**Exercise**
Extract each line of the data and write it out again exactly.

Stored data:
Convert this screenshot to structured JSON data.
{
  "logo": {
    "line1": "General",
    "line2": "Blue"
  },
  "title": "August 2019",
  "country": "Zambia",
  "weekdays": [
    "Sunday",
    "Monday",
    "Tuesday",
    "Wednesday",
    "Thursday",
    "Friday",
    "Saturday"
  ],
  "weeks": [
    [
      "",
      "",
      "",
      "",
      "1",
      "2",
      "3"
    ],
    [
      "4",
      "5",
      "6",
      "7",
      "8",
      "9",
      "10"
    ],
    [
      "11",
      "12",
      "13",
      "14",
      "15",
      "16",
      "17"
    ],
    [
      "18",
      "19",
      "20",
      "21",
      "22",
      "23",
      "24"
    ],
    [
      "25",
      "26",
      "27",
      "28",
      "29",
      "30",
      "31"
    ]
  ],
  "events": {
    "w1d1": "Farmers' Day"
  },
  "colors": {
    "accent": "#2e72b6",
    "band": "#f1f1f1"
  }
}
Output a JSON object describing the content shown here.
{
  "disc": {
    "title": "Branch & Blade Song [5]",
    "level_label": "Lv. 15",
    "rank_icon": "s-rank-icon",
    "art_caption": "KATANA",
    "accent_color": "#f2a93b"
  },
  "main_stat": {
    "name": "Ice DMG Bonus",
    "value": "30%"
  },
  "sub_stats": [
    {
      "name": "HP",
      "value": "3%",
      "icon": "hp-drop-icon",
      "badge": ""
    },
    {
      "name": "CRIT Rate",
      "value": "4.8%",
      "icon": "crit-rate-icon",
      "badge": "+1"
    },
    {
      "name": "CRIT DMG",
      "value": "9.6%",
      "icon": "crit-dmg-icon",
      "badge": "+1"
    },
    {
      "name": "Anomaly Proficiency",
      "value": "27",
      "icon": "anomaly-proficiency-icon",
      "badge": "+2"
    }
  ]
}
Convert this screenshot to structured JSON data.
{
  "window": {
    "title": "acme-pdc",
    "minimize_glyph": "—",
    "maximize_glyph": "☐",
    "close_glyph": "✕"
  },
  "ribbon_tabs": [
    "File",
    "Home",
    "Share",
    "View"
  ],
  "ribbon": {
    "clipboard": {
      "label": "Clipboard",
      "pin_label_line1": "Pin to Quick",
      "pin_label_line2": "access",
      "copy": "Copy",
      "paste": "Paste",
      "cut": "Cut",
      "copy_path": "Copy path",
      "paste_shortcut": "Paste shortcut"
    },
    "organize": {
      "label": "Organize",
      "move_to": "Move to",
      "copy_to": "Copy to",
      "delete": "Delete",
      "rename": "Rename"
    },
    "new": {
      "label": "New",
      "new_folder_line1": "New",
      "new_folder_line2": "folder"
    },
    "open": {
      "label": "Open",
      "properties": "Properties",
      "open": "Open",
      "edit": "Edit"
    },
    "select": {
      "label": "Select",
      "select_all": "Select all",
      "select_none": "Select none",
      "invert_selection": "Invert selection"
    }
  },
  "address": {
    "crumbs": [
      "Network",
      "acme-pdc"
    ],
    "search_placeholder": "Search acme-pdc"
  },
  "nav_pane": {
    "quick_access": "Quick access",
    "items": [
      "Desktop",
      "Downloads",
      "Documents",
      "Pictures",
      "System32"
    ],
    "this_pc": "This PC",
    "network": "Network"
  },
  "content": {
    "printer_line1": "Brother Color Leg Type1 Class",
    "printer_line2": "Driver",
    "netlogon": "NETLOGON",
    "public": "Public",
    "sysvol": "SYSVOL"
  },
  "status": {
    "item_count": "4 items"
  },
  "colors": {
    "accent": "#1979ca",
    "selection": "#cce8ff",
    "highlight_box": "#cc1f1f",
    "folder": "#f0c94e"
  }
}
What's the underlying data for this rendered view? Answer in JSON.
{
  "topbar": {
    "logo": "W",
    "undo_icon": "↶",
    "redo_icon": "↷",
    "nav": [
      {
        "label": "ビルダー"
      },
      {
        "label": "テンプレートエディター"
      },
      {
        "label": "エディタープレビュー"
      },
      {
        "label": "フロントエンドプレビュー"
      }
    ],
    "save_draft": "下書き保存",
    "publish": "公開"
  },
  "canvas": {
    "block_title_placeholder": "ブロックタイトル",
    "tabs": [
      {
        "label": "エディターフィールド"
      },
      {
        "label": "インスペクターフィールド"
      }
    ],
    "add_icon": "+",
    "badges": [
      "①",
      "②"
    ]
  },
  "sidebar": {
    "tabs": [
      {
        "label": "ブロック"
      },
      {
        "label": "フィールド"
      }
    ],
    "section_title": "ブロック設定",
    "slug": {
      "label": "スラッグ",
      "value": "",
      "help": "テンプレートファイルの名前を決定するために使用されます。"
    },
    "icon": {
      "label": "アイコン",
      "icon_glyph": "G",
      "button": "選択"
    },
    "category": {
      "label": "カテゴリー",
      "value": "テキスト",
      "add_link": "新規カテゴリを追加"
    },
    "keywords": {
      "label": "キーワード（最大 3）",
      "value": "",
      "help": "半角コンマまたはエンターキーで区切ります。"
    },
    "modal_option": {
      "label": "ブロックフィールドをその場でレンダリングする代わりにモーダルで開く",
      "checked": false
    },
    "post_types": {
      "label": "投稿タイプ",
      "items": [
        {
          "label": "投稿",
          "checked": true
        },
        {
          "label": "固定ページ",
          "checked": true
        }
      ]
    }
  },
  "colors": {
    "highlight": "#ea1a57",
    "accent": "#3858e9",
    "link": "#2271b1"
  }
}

**Problem solution**
Convert this screenshot to structured JSON data.
{
  "logo": {
    "line1": "General",
    "line2": "Blue"
  },
  "title": "August 2019",
  "country": "Zambia",
  "weekdays": [
    "Sunday",
    "Monday",
    "Tuesday",
    "Wednesday",
    "Thursday",
    "Friday",
    "Saturday"
  ],
  "weeks": [
    [
      "",
      "",
      "",
      "",
      "1",
      "2",
      "3"
    ],
    [
      "4",
      "5",
      "6",
      "7",
      "8",
      "9",
      "10"
    ],
    [
      "11",
      "12",
      "13",
      "14",
      "15",
      "16",
      "17"
    ],
    [
      "18",
      "19",
      "20",
      "21",
      "22",
      "23",
      "24"
    ],
    [
      "25",
      "26",
      "27",
      "28",
      "29",
      "30",
      "31"
    ]
  ],
  "events": {
    "w1d1": "Farmers' Day"
  },
  "colors": {
    "accent": "#2e72b6",
    "band": "#f1f1f1"
  }
}
Output a JSON object describing the content shown here.
{
  "disc": {
    "title": "Branch & Blade Song [5]",
    "level_label": "Lv. 15",
    "rank_icon": "s-rank-icon",
    "art_caption": "KATANA",
    "accent_color": "#f2a93b"
  },
  "main_stat": {
    "name": "Ice DMG Bonus",
    "value": "30%"
  },
  "sub_stats": [
    {
      "name": "HP",
      "value": "3%",
      "icon": "hp-drop-icon",
      "badge": ""
    },
    {
      "name": "CRIT Rate",
      "value": "4.8%",
      "icon": "crit-rate-icon",
      "badge": "+1"
    },
    {
      "name": "CRIT DMG",
      "value": "9.6%",
      "icon": "crit-dmg-icon",
      "badge": "+1"
    },
    {
      "name": "Anomaly Proficiency",
      "value": "27",
      "icon": "anomaly-proficiency-icon",
      "badge": "+2"
    }
  ]
}
Convert this screenshot to structured JSON data.
{
  "window": {
    "title": "acme-pdc",
    "minimize_glyph": "—",
    "maximize_glyph": "☐",
    "close_glyph": "✕"
  },
  "ribbon_tabs": [
    "File",
    "Home",
    "Share",
    "View"
  ],
  "ribbon": {
    "clipboard": {
      "label": "Clipboard",
      "pin_label_line1": "Pin to Quick",
      "pin_label_line2": "access",
      "copy": "Copy",
      "paste": "Paste",
      "cut": "Cut",
      "copy_path": "Copy path",
      "paste_shortcut": "Paste shortcut"
    },
    "organize": {
      "label": "Organize",
      "move_to": "Move to",
      "copy_to": "Copy to",
      "delete": "Delete",
      "rename": "Rename"
    },
    "new": {
      "label": "New",
      "new_folder_line1": "New",
      "new_folder_line2": "folder"
    },
    "open": {
      "label": "Open",
      "properties": "Properties",
      "open": "Open",
      "edit": "Edit"
    },
    "select": {
      "label": "Select",
      "select_all": "Select all",
      "select_none": "Select none",
      "invert_selection": "Invert selection"
    }
  },
  "address": {
    "crumbs": [
      "Network",
      "acme-pdc"
    ],
    "search_placeholder": "Search acme-pdc"
  },
  "nav_pane": {
    "quick_access": "Quick access",
    "items": [
      "Desktop",
      "Downloads",
      "Documents",
      "Pictures",
      "System32"
    ],
    "this_pc": "This PC",
    "network": "Network"
  },
  "content": {
    "printer_line1": "Brother Color Leg Type1 Class",
    "printer_line2": "Driver",
    "netlogon": "NETLOGON",
    "public": "Public",
    "sysvol": "SYSVOL"
  },
  "status": {
    "item_count": "4 items"
  },
  "colors": {
    "accent": "#1979ca",
    "selection": "#cce8ff",
    "highlight_box": "#cc1f1f",
    "folder": "#f0c94e"
  }
}
What's the underlying data for this rendered view? Answer in JSON.
{
  "topbar": {
    "logo": "W",
    "undo_icon": "↶",
    "redo_icon": "↷",
    "nav": [
      {
        "label": "ビルダー"
      },
      {
        "label": "テンプレートエディター"
      },
      {
        "label": "エディタープレビュー"
      },
      {
        "label": "フロントエンドプレビュー"
      }
    ],
    "save_draft": "下書き保存",
    "publish": "公開"
  },
  "canvas": {
    "block_title_placeholder": "ブロックタイトル",
    "tabs": [
      {
        "label": "エディターフィールド"
      },
      {
        "label": "インスペクターフィールド"
      }
    ],
    "add_icon": "+",
    "badges": [
      "①",
      "②"
    ]
  },
  "sidebar": {
    "tabs": [
      {
        "label": "ブロック"
      },
      {
        "label": "フィールド"
      }
    ],
    "section_title": "ブロック設定",
    "slug": {
      "label": "スラッグ",
      "value": "",
      "help": "テンプレートファイルの名前を決定するために使用されます。"
    },
    "icon": {
      "label": "アイコン",
      "icon_glyph": "G",
      "button": "選択"
    },
    "category": {
      "label": "カテゴリー",
      "value": "テキスト",
      "add_link": "新規カテゴリを追加"
    },
    "keywords": {
      "label": "キーワード（最大 3）",
      "value": "",
      "help": "半角コンマまたはエンターキーで区切ります。"
    },
    "modal_option": {
      "label": "ブロックフィールドをその場でレンダリングする代わりにモーダルで開く",
      "checked": false
    },
    "post_types": {
      "label": "投稿タイプ",
      "items": [
        {
          "label": "投稿",
          "checked": true
        },
        {
          "label": "固定ページ",
          "checked": true
        }
      ]
    }
  },
  "colors": {
    "highlight": "#ea1a57",
    "accent": "#3858e9",
    "link": "#2271b1"
  }
}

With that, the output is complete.